* **Work required**: Quote all entries in full, exactly.

START Dataset rows

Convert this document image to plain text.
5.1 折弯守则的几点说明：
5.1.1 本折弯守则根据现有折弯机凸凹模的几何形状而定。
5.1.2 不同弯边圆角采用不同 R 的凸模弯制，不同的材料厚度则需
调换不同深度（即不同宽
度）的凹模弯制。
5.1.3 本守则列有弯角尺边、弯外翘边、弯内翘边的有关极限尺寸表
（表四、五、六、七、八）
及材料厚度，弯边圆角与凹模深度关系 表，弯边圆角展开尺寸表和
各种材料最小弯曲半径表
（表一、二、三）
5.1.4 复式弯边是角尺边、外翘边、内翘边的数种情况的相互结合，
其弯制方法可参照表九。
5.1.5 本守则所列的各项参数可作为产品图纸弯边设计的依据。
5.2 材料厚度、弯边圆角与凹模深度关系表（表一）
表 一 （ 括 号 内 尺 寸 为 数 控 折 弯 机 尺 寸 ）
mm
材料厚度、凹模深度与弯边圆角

END Dataset rows

* **Result of the task**:
Convert this document image to plain text.
5.1 折弯守则的几点说明：
5.1.1 本折弯守则根据现有折弯机凸凹模的几何形状而定。
5.1.2 不同弯边圆角采用不同 R 的凸模弯制，不同的材料厚度则需
调换不同深度（即不同宽
度）的凹模弯制。
5.1.3 本守则列有弯角尺边、弯外翘边、弯内翘边的有关极限尺寸表
（表四、五、六、七、八）
及材料厚度，弯边圆角与凹模深度关系 表，弯边圆角展开尺寸表和
各种材料最小弯曲半径表
（表一、二、三）
5.1.4 复式弯边是角尺边、外翘边、内翘边的数种情况的相互结合，
其弯制方法可参照表九。
5.1.5 本守则所列的各项参数可作为产品图纸弯边设计的依据。
5.2 材料厚度、弯边圆角与凹模深度关系表（表一）
表 一 （ 括 号 内 尺 寸 为 数 控 折 弯 机 尺 寸 ）
mm
材料厚度、凹模深度与弯边圆角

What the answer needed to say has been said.